(A block of data)
⟨
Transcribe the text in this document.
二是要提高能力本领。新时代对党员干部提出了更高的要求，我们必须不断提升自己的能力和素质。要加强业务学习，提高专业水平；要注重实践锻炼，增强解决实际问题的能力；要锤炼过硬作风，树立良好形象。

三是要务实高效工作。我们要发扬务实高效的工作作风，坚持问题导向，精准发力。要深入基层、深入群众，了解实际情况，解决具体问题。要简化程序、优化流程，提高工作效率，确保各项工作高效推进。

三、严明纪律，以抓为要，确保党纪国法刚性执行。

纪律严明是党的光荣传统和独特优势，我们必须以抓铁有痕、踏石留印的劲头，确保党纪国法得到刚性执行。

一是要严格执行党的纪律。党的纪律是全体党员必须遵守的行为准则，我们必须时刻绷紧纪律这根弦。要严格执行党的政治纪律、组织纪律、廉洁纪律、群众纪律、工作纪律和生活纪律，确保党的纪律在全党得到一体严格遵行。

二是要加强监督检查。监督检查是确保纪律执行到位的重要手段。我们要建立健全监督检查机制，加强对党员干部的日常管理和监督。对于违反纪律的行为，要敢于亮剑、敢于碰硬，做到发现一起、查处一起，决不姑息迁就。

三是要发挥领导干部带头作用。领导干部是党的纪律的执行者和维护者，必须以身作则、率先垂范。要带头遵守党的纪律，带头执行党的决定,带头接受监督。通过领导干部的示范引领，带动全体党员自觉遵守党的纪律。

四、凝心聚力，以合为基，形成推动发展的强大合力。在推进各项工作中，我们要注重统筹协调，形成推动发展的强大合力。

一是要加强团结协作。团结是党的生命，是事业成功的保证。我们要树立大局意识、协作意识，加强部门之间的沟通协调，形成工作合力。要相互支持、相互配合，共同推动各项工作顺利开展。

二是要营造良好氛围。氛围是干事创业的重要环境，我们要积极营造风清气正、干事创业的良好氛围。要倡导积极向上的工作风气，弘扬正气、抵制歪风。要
⟩
⟨
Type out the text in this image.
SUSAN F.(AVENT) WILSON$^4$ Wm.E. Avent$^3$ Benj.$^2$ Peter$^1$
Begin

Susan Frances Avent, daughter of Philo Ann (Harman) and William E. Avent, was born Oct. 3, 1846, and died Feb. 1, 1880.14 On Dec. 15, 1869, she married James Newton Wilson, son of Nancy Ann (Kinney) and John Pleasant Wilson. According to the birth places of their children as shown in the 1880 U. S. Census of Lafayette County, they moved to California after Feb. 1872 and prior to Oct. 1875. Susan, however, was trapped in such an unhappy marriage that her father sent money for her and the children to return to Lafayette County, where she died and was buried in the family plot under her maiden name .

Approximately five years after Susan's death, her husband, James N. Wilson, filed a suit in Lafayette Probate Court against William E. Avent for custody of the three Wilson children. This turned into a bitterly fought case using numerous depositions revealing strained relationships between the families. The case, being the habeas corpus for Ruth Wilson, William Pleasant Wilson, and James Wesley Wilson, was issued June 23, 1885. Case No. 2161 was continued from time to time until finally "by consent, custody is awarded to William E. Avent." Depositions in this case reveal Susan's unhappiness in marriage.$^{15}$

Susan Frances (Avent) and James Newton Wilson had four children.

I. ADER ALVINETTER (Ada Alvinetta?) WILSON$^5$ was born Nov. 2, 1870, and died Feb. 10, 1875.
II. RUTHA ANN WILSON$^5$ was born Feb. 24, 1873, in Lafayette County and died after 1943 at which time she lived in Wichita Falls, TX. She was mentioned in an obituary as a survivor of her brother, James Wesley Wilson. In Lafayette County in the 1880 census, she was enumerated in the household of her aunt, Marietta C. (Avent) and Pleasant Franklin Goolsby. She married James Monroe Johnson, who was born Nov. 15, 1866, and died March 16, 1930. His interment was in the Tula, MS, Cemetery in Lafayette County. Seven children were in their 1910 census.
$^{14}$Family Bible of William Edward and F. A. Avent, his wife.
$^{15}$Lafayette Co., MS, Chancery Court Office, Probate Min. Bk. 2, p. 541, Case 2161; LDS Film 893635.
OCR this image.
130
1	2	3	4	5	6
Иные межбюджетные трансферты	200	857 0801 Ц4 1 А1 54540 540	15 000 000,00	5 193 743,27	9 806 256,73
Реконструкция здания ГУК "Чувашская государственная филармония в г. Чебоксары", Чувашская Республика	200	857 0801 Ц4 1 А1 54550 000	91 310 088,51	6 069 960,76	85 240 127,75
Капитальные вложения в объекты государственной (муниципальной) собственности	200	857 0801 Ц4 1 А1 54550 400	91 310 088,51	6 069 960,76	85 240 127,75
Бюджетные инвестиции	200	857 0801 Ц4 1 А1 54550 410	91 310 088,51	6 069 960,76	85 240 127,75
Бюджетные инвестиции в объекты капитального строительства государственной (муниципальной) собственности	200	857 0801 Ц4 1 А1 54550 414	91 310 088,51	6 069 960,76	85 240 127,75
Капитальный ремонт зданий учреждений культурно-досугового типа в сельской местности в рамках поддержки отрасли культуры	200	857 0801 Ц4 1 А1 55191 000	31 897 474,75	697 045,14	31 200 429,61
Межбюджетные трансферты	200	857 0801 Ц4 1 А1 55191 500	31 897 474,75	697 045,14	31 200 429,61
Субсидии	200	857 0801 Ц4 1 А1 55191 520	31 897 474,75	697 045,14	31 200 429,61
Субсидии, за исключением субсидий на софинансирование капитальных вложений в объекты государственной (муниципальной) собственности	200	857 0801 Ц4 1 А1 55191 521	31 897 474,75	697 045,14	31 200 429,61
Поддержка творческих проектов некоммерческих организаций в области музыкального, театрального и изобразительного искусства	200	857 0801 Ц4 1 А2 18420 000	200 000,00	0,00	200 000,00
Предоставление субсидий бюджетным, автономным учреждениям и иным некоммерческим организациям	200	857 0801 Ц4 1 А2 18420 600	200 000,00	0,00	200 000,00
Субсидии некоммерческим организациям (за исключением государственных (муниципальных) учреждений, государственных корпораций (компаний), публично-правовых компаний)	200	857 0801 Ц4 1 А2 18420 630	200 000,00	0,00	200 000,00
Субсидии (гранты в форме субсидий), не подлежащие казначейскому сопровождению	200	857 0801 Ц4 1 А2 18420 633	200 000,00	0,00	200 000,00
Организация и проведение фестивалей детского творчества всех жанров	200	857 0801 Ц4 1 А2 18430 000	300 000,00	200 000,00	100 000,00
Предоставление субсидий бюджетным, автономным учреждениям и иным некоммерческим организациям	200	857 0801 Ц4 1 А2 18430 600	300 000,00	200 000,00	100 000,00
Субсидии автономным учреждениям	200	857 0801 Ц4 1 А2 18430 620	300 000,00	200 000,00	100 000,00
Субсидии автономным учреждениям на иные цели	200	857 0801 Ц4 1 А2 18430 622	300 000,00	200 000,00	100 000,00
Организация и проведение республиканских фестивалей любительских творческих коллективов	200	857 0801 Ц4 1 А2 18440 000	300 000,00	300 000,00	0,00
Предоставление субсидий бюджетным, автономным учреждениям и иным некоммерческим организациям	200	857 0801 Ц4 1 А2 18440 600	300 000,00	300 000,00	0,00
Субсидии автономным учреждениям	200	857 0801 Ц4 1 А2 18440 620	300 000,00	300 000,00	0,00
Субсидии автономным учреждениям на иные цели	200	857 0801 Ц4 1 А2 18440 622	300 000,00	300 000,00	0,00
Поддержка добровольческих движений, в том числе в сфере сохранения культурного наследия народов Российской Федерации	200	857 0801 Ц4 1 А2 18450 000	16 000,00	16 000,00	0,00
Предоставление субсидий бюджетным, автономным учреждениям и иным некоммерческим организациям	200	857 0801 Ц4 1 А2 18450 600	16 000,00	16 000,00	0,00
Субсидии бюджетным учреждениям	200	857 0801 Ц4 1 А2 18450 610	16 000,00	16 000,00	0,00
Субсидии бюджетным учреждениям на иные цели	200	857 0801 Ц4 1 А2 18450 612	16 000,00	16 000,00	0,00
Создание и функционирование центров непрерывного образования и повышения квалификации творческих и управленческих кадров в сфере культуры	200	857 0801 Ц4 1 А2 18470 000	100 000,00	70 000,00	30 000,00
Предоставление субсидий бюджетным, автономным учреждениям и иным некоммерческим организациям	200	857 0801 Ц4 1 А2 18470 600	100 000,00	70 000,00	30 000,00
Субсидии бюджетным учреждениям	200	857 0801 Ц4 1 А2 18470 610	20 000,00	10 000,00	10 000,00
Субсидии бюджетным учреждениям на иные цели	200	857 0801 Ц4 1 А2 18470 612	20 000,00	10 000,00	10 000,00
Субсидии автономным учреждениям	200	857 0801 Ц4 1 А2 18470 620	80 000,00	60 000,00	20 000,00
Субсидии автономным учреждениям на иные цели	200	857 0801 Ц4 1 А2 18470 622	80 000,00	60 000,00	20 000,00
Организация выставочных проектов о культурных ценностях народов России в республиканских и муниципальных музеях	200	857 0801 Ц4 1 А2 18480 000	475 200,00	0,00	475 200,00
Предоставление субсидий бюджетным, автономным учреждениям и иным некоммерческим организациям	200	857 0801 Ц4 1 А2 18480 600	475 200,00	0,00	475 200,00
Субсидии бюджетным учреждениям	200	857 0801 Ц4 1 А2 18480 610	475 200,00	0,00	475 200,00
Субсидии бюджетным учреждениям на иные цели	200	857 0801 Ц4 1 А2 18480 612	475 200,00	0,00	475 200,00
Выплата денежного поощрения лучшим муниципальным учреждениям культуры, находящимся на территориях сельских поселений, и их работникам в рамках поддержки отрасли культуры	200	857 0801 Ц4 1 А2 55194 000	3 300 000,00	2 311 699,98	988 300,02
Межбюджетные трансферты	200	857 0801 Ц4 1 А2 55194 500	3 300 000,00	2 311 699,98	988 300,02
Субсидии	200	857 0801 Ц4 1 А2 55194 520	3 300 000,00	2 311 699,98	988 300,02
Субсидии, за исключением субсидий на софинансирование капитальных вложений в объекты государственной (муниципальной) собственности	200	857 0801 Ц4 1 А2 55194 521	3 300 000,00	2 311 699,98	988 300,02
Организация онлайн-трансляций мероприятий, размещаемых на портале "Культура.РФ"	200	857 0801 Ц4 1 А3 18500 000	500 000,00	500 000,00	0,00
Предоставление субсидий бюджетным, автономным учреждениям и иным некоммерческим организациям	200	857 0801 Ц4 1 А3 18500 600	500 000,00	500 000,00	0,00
⟩
⟨
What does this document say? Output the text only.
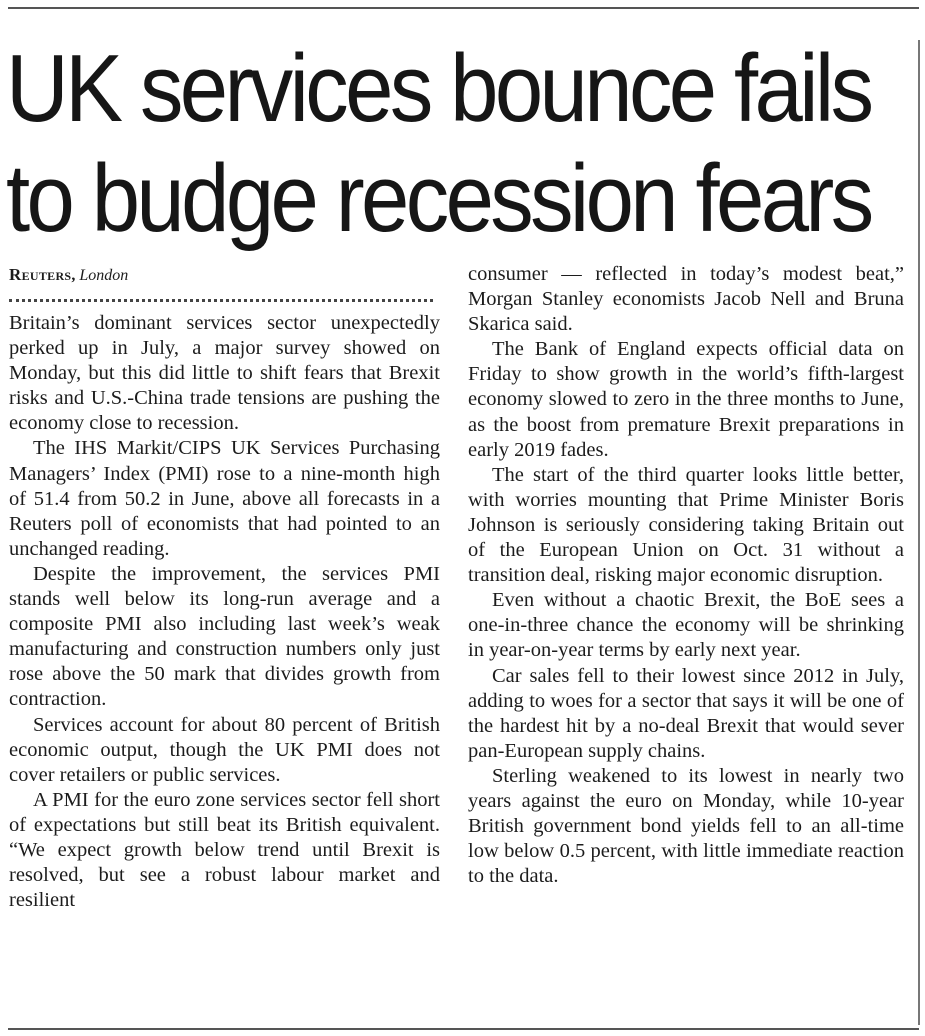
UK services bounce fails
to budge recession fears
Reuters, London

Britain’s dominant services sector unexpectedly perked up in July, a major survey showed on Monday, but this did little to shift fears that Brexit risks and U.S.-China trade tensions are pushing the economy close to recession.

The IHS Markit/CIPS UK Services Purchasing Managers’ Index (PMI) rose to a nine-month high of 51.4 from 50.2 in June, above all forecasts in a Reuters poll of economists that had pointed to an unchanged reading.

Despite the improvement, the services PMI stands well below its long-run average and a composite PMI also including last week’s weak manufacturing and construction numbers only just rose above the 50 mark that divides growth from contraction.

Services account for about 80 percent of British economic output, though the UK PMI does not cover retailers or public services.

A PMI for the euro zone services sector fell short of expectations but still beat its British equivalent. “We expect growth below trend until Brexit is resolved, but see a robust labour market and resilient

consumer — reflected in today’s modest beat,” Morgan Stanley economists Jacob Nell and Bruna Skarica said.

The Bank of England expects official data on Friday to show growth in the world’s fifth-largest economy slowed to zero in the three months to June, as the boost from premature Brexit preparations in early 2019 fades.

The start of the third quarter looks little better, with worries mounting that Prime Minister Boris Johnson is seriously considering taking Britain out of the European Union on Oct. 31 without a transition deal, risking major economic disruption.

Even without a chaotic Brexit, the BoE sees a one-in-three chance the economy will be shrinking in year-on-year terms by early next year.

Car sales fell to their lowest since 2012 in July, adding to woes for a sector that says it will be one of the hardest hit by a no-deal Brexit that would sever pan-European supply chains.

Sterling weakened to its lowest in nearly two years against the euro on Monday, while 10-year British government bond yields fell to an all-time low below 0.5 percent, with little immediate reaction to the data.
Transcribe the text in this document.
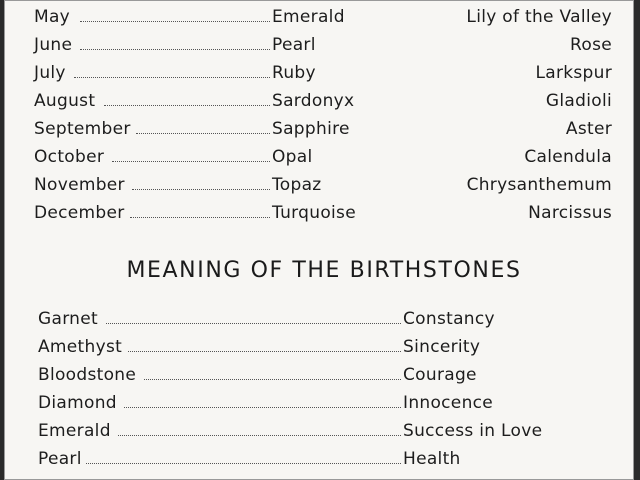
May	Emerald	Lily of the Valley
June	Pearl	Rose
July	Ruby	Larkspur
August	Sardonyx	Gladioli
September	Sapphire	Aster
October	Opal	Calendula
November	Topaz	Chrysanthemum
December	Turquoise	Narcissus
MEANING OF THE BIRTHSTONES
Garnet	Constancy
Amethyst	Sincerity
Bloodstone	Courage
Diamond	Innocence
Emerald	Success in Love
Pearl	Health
⟩
EXERCISE DIRECTIONS => Find each line with the string "British" and copy it out.

EXERCISE RESPONSE =>
Services account for about 80 percent of British economic output, though the UK PMI does not cover retailers or public services.
A PMI for the euro zone services sector fell short of expectations but still beat its British equivalent. “We expect growth below trend until Brexit is resolved, but see a robust labour market and resilient
Sterling weakened to its lowest in nearly two years against the euro on Monday, while 10-year British government bond yields fell to an all-time low below 0.5 percent, with little immediate reaction to the data.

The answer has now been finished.